- **TASK INPUT**:
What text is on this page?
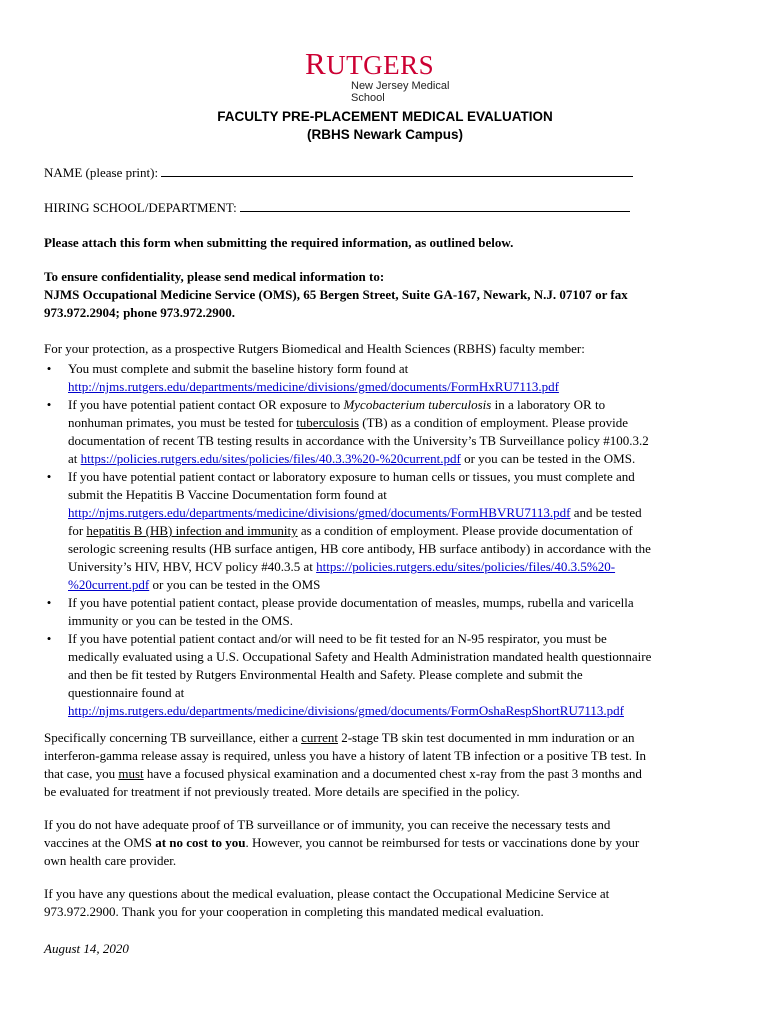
RUTGERS
New Jersey Medical School
FACULTY PRE-PLACEMENT MEDICAL EVALUATION
(RBHS Newark Campus)
NAME (please print):
HIRING SCHOOL/DEPARTMENT:
Please attach this form when submitting the required information, as outlined below.
To ensure confidentiality, please send medical information to:
NJMS Occupational Medicine Service (OMS), 65 Bergen Street, Suite GA-167, Newark, N.J. 07107 or fax
973.972.2904; phone 973.972.2900.
For your protection, as a prospective Rutgers Biomedical and Health Sciences (RBHS) faculty member:
• You must complete and submit the baseline history form found at
http://njms.rutgers.edu/departments/medicine/divisions/gmed/documents/FormHxRU7113.pdf
• If you have potential patient contact OR exposure to Mycobacterium tuberculosis in a laboratory OR to
nonhuman primates, you must be tested for tuberculosis (TB) as a condition of employment. Please provide
documentation of recent TB testing results in accordance with the University’s TB Surveillance policy #100.3.2
at https://policies.rutgers.edu/sites/policies/files/40.3.3%20-%20current.pdf or you can be tested in the OMS.
• If you have potential patient contact or laboratory exposure to human cells or tissues, you must complete and
submit the Hepatitis B Vaccine Documentation form found at
http://njms.rutgers.edu/departments/medicine/divisions/gmed/documents/FormHBVRU7113.pdf and be tested
for hepatitis B (HB) infection and immunity as a condition of employment. Please provide documentation of
serologic screening results (HB surface antigen, HB core antibody, HB surface antibody) in accordance with the
University’s HIV, HBV, HCV policy #40.3.5 at https://policies.rutgers.edu/sites/policies/files/40.3.5%20-
%20current.pdf or you can be tested in the OMS
• If you have potential patient contact, please provide documentation of measles, mumps, rubella and varicella
immunity or you can be tested in the OMS.
• If you have potential patient contact and/or will need to be fit tested for an N-95 respirator, you must be
medically evaluated using a U.S. Occupational Safety and Health Administration mandated health questionnaire
and then be fit tested by Rutgers Environmental Health and Safety. Please complete and submit the
questionnaire found at
http://njms.rutgers.edu/departments/medicine/divisions/gmed/documents/FormOshaRespShortRU7113.pdf
Specifically concerning TB surveillance, either a current 2-stage TB skin test documented in mm induration or an
interferon-gamma release assay is required, unless you have a history of latent TB infection or a positive TB test. In
that case, you must have a focused physical examination and a documented chest x-ray from the past 3 months and
be evaluated for treatment if not previously treated. More details are specified in the policy.
If you do not have adequate proof of TB surveillance or of immunity, you can receive the necessary tests and
vaccines at the OMS at no cost to you. However, you cannot be reimbursed for tests or vaccinations done by your
own health care provider.
If you have any questions about the medical evaluation, please contact the Occupational Medicine Service at
973.972.2900. Thank you for your cooperation in completing this mandated medical evaluation.
August 14, 2020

- **YOUR TASK**: When you repeat the data, keep it exact and drop every picture.

- **SOLUTION FOR THIS TASK**:
What text is on this page?
RUTGERS
New Jersey Medical School
FACULTY PRE-PLACEMENT MEDICAL EVALUATION
(RBHS Newark Campus)
NAME (please print):
HIRING SCHOOL/DEPARTMENT:
Please attach this form when submitting the required information, as outlined below.
To ensure confidentiality, please send medical information to:
NJMS Occupational Medicine Service (OMS), 65 Bergen Street, Suite GA-167, Newark, N.J. 07107 or fax
973.972.2904; phone 973.972.2900.
For your protection, as a prospective Rutgers Biomedical and Health Sciences (RBHS) faculty member:
• You must complete and submit the baseline history form found at
http://njms.rutgers.edu/departments/medicine/divisions/gmed/documents/FormHxRU7113.pdf
• If you have potential patient contact OR exposure to Mycobacterium tuberculosis in a laboratory OR to
nonhuman primates, you must be tested for tuberculosis (TB) as a condition of employment. Please provide
documentation of recent TB testing results in accordance with the University’s TB Surveillance policy #100.3.2
at https://policies.rutgers.edu/sites/policies/files/40.3.3%20-%20current.pdf or you can be tested in the OMS.
• If you have potential patient contact or laboratory exposure to human cells or tissues, you must complete and
submit the Hepatitis B Vaccine Documentation form found at
http://njms.rutgers.edu/departments/medicine/divisions/gmed/documents/FormHBVRU7113.pdf and be tested
for hepatitis B (HB) infection and immunity as a condition of employment. Please provide documentation of
serologic screening results (HB surface antigen, HB core antibody, HB surface antibody) in accordance with the
University’s HIV, HBV, HCV policy #40.3.5 at https://policies.rutgers.edu/sites/policies/files/40.3.5%20-
%20current.pdf or you can be tested in the OMS
• If you have potential patient contact, please provide documentation of measles, mumps, rubella and varicella
immunity or you can be tested in the OMS.
• If you have potential patient contact and/or will need to be fit tested for an N-95 respirator, you must be
medically evaluated using a U.S. Occupational Safety and Health Administration mandated health questionnaire
and then be fit tested by Rutgers Environmental Health and Safety. Please complete and submit the
questionnaire found at
http://njms.rutgers.edu/departments/medicine/divisions/gmed/documents/FormOshaRespShortRU7113.pdf
Specifically concerning TB surveillance, either a current 2-stage TB skin test documented in mm induration or an
interferon-gamma release assay is required, unless you have a history of latent TB infection or a positive TB test. In
that case, you must have a focused physical examination and a documented chest x-ray from the past 3 months and
be evaluated for treatment if not previously treated. More details are specified in the policy.
If you do not have adequate proof of TB surveillance or of immunity, you can receive the necessary tests and
vaccines at the OMS at no cost to you. However, you cannot be reimbursed for tests or vaccinations done by your
own health care provider.
If you have any questions about the medical evaluation, please contact the Occupational Medicine Service at
973.972.2900. Thank you for your cooperation in completing this mandated medical evaluation.
August 14, 2020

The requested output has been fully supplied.